***** DATA PROVIDED *****

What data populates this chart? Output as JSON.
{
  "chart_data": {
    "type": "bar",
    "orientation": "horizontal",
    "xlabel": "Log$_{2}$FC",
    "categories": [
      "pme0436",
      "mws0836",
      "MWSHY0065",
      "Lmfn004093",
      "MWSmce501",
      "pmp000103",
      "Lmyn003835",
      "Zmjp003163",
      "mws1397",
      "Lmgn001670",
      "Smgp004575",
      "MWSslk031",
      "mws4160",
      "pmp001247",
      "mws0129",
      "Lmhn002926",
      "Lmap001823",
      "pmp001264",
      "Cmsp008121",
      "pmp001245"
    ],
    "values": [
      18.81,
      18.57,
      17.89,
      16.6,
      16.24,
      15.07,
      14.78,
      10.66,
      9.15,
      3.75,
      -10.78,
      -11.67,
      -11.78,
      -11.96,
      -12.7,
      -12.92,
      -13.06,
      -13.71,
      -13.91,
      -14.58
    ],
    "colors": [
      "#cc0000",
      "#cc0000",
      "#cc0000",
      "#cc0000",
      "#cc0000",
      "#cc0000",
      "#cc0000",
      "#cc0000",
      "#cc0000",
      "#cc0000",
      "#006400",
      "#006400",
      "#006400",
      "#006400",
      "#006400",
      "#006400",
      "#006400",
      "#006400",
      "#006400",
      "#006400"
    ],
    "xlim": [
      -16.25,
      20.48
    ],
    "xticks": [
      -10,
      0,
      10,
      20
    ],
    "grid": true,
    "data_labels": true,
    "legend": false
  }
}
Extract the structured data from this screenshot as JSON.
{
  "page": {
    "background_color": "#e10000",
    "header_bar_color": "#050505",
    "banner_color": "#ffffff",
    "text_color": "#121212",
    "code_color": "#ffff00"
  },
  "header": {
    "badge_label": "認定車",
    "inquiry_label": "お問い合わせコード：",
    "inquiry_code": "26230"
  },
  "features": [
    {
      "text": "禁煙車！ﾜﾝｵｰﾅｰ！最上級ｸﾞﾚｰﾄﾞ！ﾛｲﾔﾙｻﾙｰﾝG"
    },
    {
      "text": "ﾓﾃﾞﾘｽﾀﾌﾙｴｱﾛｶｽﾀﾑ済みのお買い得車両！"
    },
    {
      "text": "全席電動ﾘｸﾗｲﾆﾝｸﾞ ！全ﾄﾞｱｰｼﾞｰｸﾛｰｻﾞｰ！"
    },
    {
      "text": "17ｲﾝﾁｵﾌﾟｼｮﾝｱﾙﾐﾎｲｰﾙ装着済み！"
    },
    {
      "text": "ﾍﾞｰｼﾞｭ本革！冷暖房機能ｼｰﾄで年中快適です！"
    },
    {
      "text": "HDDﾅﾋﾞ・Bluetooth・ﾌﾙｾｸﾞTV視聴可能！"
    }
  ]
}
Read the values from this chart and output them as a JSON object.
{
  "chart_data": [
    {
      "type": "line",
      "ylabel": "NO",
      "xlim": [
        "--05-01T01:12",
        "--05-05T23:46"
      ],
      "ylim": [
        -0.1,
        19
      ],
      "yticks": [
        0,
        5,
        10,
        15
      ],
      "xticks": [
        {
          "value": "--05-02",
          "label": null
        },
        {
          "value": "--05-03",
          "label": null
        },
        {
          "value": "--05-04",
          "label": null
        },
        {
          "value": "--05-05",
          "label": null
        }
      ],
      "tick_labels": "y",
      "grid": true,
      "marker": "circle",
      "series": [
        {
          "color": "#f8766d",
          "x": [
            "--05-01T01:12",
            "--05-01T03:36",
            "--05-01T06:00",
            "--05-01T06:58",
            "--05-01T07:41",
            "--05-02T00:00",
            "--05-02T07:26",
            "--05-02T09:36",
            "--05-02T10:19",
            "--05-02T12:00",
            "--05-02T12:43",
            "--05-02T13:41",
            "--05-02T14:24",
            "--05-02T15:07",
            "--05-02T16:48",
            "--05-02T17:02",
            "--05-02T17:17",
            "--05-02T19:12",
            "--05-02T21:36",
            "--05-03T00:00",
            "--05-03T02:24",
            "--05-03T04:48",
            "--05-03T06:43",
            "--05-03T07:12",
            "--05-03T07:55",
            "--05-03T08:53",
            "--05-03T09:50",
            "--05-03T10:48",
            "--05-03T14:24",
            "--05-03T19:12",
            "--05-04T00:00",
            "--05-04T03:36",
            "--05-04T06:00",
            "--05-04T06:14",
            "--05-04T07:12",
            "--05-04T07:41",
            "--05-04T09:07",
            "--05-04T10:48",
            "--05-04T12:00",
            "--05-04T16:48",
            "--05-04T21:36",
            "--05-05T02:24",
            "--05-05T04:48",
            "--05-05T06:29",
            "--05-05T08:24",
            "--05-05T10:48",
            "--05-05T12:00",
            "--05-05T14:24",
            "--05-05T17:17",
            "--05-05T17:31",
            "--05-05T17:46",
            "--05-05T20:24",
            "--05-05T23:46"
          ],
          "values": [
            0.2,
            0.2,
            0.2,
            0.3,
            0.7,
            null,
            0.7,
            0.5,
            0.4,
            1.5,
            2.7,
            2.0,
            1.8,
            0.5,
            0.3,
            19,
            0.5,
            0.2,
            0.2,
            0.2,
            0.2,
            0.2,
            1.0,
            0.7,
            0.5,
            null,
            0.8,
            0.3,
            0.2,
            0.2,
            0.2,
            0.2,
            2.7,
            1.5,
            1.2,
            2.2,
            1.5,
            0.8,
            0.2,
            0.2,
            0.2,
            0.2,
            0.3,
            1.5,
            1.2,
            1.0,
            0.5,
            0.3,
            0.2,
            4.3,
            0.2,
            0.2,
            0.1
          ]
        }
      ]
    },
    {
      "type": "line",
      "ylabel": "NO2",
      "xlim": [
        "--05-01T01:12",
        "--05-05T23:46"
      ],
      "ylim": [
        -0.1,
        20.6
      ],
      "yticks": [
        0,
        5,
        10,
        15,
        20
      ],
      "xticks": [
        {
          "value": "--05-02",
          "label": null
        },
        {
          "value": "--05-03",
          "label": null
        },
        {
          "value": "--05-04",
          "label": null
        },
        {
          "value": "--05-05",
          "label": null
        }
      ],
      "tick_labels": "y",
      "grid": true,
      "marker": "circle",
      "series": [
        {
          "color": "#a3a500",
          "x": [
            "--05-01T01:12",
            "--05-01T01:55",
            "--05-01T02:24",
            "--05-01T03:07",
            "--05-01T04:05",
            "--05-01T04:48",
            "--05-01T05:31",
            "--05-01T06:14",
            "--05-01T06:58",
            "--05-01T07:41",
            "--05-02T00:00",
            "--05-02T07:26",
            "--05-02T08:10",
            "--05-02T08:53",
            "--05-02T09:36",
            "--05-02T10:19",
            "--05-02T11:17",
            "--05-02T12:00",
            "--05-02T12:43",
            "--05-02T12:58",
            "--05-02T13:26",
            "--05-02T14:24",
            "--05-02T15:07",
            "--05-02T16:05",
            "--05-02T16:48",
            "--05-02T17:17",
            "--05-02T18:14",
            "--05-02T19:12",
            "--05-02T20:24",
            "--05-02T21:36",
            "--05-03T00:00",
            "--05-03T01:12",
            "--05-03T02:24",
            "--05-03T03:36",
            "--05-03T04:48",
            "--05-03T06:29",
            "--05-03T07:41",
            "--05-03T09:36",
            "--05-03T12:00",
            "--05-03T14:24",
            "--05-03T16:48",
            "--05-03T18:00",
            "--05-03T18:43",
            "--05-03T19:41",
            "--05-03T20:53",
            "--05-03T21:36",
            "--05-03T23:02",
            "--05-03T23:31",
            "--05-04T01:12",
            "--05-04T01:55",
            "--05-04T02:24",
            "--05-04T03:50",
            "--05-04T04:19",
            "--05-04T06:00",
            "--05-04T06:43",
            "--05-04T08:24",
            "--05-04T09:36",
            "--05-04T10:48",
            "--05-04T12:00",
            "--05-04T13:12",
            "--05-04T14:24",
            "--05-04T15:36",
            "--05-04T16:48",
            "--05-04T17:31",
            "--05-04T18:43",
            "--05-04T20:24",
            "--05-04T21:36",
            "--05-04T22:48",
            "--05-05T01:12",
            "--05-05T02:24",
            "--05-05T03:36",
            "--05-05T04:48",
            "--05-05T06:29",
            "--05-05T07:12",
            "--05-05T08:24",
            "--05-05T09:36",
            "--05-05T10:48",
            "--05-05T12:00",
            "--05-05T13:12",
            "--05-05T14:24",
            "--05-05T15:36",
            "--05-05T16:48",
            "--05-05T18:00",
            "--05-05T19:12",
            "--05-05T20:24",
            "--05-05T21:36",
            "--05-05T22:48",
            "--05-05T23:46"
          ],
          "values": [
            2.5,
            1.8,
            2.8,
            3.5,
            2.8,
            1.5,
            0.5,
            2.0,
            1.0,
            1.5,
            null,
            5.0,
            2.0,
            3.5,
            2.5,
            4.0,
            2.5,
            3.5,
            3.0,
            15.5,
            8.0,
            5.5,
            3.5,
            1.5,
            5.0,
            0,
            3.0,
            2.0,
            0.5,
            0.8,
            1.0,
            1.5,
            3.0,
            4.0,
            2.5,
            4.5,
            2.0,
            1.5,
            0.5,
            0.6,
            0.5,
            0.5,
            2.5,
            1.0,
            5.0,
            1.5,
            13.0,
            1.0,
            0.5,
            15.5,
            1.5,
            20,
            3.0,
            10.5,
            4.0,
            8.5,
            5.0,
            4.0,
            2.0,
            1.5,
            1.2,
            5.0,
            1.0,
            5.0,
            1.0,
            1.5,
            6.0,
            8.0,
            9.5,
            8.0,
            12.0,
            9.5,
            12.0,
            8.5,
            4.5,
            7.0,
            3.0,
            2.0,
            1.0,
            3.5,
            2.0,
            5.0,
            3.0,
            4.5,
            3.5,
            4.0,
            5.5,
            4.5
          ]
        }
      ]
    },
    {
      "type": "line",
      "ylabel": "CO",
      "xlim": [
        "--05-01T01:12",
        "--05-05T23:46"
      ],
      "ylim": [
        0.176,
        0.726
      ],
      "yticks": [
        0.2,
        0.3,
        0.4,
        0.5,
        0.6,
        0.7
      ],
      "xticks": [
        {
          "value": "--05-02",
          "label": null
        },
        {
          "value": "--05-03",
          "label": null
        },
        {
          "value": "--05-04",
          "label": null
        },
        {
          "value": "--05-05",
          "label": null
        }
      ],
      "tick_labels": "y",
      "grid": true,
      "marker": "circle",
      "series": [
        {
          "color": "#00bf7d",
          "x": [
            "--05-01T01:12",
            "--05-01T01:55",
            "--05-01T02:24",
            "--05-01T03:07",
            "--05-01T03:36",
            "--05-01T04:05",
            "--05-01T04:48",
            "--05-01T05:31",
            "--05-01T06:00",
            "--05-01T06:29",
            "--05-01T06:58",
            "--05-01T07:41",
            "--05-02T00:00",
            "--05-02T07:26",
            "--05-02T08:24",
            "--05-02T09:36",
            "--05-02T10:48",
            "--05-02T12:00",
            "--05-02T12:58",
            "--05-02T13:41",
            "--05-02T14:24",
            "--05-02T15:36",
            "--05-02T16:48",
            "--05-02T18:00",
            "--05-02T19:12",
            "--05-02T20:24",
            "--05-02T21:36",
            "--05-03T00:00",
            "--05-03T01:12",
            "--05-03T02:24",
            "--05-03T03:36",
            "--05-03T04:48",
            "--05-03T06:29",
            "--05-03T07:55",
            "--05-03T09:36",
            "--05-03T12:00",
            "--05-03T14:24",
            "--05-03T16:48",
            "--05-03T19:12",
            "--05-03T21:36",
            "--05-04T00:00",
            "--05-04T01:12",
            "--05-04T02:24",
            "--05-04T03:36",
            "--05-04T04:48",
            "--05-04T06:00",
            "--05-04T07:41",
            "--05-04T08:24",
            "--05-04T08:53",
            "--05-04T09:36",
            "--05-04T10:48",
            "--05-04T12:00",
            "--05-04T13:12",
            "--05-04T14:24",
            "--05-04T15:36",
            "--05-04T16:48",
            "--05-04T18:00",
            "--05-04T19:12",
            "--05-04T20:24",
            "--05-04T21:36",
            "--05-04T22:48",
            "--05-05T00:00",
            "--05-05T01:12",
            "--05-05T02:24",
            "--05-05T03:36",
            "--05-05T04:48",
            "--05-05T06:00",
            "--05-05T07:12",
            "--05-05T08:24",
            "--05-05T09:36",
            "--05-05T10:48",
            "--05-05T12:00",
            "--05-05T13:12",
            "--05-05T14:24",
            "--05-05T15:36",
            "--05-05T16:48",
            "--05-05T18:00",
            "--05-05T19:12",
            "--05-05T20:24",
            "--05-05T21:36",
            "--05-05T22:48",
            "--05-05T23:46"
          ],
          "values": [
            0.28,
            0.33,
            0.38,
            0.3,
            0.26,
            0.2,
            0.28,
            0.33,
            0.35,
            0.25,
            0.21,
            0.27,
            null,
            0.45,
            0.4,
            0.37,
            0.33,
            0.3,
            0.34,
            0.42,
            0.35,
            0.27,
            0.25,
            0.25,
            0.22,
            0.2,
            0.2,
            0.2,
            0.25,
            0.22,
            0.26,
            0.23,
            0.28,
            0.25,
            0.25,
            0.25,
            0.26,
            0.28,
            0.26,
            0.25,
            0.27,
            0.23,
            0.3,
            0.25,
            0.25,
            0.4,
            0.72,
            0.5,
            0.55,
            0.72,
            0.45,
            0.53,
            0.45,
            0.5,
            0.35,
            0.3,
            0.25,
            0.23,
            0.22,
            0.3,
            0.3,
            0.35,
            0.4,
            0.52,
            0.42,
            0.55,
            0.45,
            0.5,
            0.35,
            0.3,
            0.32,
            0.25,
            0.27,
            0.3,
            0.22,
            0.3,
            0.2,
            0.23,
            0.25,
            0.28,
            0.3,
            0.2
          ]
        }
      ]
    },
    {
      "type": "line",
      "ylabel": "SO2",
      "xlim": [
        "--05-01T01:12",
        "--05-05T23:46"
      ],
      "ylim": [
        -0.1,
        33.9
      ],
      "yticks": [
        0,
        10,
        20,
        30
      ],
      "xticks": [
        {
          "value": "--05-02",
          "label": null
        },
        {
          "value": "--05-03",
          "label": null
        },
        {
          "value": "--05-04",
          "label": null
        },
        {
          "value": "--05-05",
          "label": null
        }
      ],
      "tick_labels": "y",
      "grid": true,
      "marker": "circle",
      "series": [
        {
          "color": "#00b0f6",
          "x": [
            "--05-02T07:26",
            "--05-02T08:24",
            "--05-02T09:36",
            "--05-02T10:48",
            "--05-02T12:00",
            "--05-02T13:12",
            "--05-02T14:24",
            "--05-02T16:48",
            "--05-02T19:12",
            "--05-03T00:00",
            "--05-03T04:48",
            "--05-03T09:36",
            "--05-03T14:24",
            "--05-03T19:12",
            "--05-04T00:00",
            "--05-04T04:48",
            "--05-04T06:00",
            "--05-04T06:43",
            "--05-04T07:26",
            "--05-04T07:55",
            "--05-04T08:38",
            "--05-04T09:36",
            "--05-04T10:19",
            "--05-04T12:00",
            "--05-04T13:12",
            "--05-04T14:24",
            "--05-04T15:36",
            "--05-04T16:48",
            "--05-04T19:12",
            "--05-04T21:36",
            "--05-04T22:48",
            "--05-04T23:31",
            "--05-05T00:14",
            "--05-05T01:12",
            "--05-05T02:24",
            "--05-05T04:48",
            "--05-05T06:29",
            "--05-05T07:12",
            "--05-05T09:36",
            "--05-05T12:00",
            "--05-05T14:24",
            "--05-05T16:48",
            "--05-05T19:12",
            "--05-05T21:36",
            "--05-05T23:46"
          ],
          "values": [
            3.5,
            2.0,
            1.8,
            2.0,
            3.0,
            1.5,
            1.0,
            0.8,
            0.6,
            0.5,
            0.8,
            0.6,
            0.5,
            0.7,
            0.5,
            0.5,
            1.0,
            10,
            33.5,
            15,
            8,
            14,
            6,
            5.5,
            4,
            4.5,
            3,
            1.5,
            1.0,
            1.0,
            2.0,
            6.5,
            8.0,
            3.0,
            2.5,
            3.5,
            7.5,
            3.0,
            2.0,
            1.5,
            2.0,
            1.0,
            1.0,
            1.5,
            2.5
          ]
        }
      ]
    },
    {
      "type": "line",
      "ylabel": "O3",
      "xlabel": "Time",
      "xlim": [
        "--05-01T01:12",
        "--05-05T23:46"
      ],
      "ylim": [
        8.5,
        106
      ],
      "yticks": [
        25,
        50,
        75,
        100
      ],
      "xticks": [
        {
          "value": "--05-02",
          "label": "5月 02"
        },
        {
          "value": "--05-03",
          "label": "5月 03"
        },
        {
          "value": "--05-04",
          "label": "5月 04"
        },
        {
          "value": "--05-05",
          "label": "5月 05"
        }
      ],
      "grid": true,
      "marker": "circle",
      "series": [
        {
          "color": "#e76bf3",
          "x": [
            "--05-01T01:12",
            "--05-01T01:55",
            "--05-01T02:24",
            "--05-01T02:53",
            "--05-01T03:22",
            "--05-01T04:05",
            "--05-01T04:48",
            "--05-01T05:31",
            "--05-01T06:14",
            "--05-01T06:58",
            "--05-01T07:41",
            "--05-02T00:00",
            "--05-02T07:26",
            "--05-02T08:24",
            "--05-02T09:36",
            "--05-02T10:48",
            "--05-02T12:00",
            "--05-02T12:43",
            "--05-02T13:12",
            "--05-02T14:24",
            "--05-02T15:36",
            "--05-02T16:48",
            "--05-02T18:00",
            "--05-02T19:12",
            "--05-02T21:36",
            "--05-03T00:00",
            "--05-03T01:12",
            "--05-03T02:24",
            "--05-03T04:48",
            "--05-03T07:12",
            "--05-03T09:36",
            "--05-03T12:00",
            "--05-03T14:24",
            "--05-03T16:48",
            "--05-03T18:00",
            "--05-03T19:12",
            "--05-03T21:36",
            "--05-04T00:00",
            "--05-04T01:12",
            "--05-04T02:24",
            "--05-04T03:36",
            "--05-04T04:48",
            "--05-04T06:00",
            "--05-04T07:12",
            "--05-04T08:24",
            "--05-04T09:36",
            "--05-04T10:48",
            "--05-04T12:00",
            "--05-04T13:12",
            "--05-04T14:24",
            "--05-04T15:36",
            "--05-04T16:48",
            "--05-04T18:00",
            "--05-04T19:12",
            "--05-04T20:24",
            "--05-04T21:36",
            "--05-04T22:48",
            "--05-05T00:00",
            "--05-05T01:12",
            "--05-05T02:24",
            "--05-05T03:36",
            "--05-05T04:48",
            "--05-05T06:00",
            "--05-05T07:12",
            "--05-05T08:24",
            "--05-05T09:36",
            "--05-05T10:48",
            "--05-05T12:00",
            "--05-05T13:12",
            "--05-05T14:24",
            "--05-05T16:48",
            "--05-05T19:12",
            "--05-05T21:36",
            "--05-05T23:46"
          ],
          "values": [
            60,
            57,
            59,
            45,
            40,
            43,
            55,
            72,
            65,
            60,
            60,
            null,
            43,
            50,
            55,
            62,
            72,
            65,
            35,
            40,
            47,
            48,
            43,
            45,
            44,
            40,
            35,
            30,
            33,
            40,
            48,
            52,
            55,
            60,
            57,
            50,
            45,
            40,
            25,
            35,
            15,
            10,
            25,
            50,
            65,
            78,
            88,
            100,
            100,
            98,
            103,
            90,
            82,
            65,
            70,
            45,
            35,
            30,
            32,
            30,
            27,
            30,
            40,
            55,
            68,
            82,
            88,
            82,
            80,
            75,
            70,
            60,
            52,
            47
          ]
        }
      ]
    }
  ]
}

*****

### OBJECTIVE
Locate all lines holding the word "JSON", then copy them out.

### RESPONSE TO THIS EXERCISE
What data populates this chart? Output as JSON.
Extract the structured data from this screenshot as JSON.
Read the values from this chart and output them as a JSON object.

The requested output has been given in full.